== Directive ==
The entries below should be output exactly as written.

##### Records #####

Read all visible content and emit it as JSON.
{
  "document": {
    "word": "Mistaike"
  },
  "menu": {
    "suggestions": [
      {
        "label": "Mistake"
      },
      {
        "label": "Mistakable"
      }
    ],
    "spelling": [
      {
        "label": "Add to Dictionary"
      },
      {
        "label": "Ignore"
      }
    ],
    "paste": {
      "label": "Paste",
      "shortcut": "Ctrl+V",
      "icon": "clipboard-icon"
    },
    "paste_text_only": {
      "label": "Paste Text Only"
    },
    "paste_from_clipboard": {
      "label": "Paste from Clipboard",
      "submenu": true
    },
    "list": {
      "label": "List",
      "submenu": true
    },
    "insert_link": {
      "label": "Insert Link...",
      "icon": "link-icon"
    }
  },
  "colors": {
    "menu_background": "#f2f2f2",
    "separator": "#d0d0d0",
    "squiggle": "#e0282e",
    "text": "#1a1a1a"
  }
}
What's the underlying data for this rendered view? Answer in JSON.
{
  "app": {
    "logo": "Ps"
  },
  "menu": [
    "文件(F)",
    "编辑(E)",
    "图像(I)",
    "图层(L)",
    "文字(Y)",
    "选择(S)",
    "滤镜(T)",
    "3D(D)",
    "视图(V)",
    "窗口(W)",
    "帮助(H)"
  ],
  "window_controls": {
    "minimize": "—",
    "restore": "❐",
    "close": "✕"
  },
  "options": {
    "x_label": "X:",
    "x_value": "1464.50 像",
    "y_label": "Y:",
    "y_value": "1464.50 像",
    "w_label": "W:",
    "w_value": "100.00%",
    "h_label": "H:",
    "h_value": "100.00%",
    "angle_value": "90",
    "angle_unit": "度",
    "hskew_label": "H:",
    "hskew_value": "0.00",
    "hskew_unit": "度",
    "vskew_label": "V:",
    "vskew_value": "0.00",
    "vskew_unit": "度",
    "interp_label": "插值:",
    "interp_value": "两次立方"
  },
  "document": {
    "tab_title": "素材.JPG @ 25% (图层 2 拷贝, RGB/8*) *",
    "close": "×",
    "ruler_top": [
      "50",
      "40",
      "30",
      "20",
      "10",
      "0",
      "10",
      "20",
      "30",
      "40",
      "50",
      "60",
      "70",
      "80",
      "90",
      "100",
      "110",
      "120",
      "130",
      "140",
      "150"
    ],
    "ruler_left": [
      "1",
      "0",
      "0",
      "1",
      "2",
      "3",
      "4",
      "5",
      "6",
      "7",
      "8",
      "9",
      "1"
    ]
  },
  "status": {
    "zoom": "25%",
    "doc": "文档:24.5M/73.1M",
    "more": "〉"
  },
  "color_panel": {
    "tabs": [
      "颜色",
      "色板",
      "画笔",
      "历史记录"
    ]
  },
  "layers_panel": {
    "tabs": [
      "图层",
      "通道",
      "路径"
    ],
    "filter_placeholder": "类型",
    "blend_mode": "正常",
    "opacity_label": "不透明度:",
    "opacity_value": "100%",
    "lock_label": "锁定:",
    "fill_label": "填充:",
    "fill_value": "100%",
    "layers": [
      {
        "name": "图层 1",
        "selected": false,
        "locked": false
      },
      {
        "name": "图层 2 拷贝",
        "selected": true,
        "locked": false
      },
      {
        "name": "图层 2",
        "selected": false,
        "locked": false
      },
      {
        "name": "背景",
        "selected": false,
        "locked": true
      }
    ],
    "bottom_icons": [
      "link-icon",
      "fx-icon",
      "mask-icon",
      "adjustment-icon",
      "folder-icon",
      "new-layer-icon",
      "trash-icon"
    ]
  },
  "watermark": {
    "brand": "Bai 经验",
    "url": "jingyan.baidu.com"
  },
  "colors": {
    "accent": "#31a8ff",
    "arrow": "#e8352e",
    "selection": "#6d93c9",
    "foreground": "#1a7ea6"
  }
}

#####

== Written solution ==
Read all visible content and emit it as JSON.
{
  "document": {
    "word": "Mistaike"
  },
  "menu": {
    "suggestions": [
      {
        "label": "Mistake"
      },
      {
        "label": "Mistakable"
      }
    ],
    "spelling": [
      {
        "label": "Add to Dictionary"
      },
      {
        "label": "Ignore"
      }
    ],
    "paste": {
      "label": "Paste",
      "shortcut": "Ctrl+V",
      "icon": "clipboard-icon"
    },
    "paste_text_only": {
      "label": "Paste Text Only"
    },
    "paste_from_clipboard": {
      "label": "Paste from Clipboard",
      "submenu": true
    },
    "list": {
      "label": "List",
      "submenu": true
    },
    "insert_link": {
      "label": "Insert Link...",
      "icon": "link-icon"
    }
  },
  "colors": {
    "menu_background": "#f2f2f2",
    "separator": "#d0d0d0",
    "squiggle": "#e0282e",
    "text": "#1a1a1a"
  }
}
What's the underlying data for this rendered view? Answer in JSON.
{
  "app": {
    "logo": "Ps"
  },
  "menu": [
    "文件(F)",
    "编辑(E)",
    "图像(I)",
    "图层(L)",
    "文字(Y)",
    "选择(S)",
    "滤镜(T)",
    "3D(D)",
    "视图(V)",
    "窗口(W)",
    "帮助(H)"
  ],
  "window_controls": {
    "minimize": "—",
    "restore": "❐",
    "close": "✕"
  },
  "options": {
    "x_label": "X:",
    "x_value": "1464.50 像",
    "y_label": "Y:",
    "y_value": "1464.50 像",
    "w_label": "W:",
    "w_value": "100.00%",
    "h_label": "H:",
    "h_value": "100.00%",
    "angle_value": "90",
    "angle_unit": "度",
    "hskew_label": "H:",
    "hskew_value": "0.00",
    "hskew_unit": "度",
    "vskew_label": "V:",
    "vskew_value": "0.00",
    "vskew_unit": "度",
    "interp_label": "插值:",
    "interp_value": "两次立方"
  },
  "document": {
    "tab_title": "素材.JPG @ 25% (图层 2 拷贝, RGB/8*) *",
    "close": "×",
    "ruler_top": [
      "50",
      "40",
      "30",
      "20",
      "10",
      "0",
      "10",
      "20",
      "30",
      "40",
      "50",
      "60",
      "70",
      "80",
      "90",
      "100",
      "110",
      "120",
      "130",
      "140",
      "150"
    ],
    "ruler_left": [
      "1",
      "0",
      "0",
      "1",
      "2",
      "3",
      "4",
      "5",
      "6",
      "7",
      "8",
      "9",
      "1"
    ]
  },
  "status": {
    "zoom": "25%",
    "doc": "文档:24.5M/73.1M",
    "more": "〉"
  },
  "color_panel": {
    "tabs": [
      "颜色",
      "色板",
      "画笔",
      "历史记录"
    ]
  },
  "layers_panel": {
    "tabs": [
      "图层",
      "通道",
      "路径"
    ],
    "filter_placeholder": "类型",
    "blend_mode": "正常",
    "opacity_label": "不透明度:",
    "opacity_value": "100%",
    "lock_label": "锁定:",
    "fill_label": "填充:",
    "fill_value": "100%",
    "layers": [
      {
        "name": "图层 1",
        "selected": false,
        "locked": false
      },
      {
        "name": "图层 2 拷贝",
        "selected": true,
        "locked": false
      },
      {
        "name": "图层 2",
        "selected": false,
        "locked": false
      },
      {
        "name": "背景",
        "selected": false,
        "locked": true
      }
    ],
    "bottom_icons": [
      "link-icon",
      "fx-icon",
      "mask-icon",
      "adjustment-icon",
      "folder-icon",
      "new-layer-icon",
      "trash-icon"
    ]
  },
  "watermark": {
    "brand": "Bai 经验",
    "url": "jingyan.baidu.com"
  },
  "colors": {
    "accent": "#31a8ff",
    "arrow": "#e8352e",
    "selection": "#6d93c9",
    "foreground": "#1a7ea6"
  }
}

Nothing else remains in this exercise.